Instructions for the task: From the entries below, copy every line that holds the word "اتخاذ".

Data supplied:
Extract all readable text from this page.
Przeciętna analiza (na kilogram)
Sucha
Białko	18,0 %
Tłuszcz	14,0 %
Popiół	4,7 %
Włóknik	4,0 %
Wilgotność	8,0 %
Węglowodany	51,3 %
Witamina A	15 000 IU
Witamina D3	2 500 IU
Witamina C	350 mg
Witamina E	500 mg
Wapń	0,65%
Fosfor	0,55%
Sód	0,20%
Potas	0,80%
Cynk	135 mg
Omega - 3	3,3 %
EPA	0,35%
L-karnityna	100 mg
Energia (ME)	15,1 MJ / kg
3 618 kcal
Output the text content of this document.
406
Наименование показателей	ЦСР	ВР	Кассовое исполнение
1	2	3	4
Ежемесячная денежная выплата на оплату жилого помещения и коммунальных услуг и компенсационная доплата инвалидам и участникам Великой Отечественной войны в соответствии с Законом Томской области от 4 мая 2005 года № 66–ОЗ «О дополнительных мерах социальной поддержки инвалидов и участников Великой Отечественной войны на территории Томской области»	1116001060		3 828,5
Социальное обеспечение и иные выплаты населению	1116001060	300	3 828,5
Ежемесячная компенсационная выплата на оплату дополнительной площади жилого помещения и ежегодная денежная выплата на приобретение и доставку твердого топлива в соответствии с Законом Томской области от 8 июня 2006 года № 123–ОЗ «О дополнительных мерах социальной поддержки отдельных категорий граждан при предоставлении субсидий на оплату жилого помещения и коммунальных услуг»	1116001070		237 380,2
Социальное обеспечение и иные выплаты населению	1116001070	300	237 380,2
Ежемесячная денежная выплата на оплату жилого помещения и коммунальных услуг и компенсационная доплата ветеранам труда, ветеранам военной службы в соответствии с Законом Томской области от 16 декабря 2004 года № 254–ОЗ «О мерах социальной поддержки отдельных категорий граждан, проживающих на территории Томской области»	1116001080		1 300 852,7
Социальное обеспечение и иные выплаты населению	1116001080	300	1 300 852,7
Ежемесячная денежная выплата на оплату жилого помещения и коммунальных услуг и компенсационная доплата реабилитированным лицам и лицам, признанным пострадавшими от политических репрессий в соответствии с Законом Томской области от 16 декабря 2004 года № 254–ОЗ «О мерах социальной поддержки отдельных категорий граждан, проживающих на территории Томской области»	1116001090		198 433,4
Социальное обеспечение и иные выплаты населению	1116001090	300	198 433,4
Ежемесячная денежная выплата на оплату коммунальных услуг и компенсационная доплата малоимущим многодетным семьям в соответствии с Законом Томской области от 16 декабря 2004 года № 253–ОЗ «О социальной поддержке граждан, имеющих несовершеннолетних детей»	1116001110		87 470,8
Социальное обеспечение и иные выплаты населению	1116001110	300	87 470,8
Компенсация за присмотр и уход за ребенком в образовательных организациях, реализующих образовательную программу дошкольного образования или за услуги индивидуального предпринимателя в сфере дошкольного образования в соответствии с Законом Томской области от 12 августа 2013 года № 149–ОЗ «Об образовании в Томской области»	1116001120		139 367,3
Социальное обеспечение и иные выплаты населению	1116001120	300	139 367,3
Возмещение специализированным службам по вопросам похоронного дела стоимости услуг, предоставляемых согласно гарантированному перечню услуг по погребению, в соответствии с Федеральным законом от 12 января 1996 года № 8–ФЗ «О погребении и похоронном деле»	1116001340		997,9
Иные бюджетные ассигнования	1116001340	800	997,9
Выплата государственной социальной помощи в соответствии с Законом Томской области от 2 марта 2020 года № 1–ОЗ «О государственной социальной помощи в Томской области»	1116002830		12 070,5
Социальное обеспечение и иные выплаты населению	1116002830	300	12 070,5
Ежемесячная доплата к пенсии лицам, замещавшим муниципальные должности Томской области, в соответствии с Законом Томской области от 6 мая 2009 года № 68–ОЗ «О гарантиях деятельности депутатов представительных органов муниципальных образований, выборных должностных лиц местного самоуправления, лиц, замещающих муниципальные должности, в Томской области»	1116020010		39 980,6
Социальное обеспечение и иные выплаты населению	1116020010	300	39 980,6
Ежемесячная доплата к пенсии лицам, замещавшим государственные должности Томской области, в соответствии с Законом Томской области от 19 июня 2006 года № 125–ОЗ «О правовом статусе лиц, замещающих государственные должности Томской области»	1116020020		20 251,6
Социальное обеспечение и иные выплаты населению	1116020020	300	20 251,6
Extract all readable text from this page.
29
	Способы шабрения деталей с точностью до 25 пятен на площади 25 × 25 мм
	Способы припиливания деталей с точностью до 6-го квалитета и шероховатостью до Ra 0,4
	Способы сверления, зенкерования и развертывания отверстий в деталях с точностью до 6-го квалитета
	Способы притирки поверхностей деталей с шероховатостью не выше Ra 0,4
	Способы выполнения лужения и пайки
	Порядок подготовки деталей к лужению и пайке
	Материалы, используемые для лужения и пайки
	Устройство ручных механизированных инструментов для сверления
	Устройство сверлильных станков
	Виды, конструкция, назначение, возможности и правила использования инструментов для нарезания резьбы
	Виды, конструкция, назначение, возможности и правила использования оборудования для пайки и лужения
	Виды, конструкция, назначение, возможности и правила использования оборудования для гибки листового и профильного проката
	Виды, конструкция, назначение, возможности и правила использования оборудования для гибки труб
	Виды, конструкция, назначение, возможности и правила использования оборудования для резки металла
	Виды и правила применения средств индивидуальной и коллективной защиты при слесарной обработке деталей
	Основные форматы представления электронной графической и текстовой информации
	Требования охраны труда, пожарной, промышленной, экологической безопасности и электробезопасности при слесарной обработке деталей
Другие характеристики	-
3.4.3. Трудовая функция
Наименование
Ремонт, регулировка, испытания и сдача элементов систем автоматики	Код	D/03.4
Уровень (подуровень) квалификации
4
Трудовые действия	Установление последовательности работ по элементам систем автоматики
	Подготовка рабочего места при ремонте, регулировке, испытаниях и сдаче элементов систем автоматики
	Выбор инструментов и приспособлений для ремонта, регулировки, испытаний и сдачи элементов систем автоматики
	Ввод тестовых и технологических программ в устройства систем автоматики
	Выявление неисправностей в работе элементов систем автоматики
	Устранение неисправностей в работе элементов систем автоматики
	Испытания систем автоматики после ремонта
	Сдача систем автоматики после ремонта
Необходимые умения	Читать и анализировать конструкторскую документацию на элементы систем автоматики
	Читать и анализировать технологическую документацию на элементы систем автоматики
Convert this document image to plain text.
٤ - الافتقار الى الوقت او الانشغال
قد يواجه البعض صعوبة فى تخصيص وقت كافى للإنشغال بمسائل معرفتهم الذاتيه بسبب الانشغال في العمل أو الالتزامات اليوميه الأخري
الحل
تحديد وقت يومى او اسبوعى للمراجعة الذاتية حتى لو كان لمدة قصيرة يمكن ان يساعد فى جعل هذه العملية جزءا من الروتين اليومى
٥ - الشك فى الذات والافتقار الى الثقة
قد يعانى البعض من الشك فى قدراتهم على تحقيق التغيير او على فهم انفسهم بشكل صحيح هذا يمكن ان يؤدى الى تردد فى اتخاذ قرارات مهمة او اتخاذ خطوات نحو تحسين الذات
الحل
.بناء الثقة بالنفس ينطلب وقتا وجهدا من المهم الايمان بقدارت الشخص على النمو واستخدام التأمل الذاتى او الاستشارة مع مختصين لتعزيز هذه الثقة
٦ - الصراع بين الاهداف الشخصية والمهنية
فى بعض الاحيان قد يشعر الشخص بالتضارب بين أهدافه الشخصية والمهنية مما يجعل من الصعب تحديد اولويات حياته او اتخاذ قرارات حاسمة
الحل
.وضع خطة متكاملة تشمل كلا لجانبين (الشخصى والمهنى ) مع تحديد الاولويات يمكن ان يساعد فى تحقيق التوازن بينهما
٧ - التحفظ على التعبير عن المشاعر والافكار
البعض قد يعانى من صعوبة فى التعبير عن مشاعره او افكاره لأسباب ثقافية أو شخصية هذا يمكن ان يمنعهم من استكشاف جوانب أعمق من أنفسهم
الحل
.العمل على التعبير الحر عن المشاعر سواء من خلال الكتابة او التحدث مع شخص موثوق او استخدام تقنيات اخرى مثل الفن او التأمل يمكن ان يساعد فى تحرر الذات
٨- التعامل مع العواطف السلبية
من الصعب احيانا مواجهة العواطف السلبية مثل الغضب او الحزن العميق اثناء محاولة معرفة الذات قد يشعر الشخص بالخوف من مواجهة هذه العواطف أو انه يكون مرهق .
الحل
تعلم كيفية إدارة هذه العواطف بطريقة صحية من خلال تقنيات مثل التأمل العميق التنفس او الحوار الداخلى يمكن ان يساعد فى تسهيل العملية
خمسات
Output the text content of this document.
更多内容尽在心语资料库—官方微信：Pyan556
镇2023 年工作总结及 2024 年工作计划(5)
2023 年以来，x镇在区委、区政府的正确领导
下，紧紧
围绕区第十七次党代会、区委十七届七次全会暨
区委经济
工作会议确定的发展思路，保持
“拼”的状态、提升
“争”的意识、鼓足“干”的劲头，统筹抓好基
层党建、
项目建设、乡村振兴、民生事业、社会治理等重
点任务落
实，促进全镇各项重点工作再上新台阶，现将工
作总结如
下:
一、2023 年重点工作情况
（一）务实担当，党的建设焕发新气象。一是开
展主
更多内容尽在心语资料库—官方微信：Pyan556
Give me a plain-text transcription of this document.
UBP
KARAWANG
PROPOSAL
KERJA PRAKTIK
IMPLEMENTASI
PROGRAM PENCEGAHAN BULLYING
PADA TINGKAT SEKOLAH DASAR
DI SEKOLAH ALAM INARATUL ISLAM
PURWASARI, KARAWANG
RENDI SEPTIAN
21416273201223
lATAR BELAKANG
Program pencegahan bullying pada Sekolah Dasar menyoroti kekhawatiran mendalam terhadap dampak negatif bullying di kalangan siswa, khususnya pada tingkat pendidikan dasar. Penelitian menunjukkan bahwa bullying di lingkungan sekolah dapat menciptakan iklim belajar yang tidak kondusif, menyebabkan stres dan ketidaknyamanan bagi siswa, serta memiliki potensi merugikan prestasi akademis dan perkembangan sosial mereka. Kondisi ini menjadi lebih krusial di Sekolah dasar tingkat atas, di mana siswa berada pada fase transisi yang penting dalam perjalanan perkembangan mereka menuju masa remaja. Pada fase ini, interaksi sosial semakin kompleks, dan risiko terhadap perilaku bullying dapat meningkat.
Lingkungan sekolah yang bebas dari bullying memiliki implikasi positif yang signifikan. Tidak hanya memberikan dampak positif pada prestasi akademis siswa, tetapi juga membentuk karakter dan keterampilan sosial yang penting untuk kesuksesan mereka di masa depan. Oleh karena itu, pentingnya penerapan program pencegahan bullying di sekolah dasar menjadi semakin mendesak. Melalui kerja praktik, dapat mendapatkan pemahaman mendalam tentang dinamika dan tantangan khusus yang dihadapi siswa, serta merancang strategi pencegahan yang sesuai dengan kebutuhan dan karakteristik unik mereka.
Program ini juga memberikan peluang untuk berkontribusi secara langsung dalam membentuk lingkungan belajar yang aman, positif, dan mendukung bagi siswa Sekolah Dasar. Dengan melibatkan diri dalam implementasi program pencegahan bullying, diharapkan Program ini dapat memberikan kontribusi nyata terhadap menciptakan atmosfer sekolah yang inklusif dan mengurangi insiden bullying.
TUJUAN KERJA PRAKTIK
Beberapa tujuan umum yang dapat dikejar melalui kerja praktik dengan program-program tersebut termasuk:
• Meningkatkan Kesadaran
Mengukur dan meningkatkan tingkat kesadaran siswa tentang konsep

Written solution:
قد يعانى البعض من الشك فى قدراتهم على تحقيق التغيير او على فهم انفسهم بشكل صحيح هذا يمكن ان يؤدى الى تردد فى اتخاذ قرارات مهمة او اتخاذ خطوات نحو تحسين الذات
فى بعض الاحيان قد يشعر الشخص بالتضارب بين أهدافه الشخصية والمهنية مما يجعل من الصعب تحديد اولويات حياته او اتخاذ قرارات حاسمة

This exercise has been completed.